▶ [Task details]
Copy each line below in which the word "color" occurs.

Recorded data
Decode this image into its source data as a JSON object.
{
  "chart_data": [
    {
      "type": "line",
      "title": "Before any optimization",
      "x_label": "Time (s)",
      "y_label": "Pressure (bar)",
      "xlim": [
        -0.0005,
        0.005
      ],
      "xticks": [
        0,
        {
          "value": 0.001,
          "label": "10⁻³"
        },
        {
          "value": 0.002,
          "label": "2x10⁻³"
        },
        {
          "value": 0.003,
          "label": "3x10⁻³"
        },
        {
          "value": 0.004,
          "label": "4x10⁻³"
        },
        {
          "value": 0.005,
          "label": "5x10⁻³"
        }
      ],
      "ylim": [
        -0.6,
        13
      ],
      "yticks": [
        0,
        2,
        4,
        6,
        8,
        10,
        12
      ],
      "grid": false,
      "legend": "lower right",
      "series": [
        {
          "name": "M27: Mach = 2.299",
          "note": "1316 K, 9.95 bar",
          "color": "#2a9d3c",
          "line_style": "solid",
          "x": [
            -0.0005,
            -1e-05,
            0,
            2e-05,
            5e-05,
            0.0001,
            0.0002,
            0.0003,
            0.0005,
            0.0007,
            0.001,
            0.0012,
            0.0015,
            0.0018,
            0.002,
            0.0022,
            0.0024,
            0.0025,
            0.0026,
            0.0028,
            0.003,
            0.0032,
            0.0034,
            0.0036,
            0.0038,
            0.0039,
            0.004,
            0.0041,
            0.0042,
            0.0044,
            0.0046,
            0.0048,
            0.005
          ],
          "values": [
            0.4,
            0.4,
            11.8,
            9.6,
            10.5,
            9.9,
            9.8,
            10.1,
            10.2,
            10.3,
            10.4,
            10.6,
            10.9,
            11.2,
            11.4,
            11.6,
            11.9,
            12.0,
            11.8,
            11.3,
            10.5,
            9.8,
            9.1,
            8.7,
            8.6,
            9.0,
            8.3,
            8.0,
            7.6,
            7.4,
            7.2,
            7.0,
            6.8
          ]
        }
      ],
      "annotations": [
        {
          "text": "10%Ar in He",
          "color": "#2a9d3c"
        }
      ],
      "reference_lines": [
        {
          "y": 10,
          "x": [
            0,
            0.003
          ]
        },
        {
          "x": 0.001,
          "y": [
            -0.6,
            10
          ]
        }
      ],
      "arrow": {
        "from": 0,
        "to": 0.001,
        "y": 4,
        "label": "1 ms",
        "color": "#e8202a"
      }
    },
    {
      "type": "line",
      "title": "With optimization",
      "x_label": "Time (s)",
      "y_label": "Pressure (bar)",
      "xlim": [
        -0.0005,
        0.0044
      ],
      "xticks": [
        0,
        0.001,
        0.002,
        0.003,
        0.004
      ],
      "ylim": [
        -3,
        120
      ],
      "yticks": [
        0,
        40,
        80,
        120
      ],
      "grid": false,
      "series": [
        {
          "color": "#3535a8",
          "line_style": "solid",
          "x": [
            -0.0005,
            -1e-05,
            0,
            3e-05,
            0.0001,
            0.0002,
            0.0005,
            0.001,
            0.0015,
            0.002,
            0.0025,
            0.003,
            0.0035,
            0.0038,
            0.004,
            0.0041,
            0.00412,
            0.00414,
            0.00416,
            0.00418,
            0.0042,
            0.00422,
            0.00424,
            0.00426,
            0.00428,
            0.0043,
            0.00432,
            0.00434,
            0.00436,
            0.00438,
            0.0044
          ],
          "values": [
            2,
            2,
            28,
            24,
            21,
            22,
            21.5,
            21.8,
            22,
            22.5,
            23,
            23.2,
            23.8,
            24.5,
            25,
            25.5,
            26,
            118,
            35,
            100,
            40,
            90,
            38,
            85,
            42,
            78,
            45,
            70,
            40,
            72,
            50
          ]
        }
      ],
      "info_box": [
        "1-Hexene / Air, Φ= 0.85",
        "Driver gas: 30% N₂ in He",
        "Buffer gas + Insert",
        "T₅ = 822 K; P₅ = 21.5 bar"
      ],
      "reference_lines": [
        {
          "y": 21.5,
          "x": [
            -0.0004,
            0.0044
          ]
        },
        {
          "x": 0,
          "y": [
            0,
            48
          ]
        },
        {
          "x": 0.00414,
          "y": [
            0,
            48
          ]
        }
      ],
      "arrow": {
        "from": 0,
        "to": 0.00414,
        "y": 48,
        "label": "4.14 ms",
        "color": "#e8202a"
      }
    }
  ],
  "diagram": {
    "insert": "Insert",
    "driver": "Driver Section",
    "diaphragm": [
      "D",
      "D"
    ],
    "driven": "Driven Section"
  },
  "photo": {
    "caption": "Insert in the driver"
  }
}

▶ [Correct output]
          "color": "#2a9d3c",
          "color": "#2a9d3c"
        "color": "#e8202a"
          "color": "#3535a8",
        "color": "#e8202a"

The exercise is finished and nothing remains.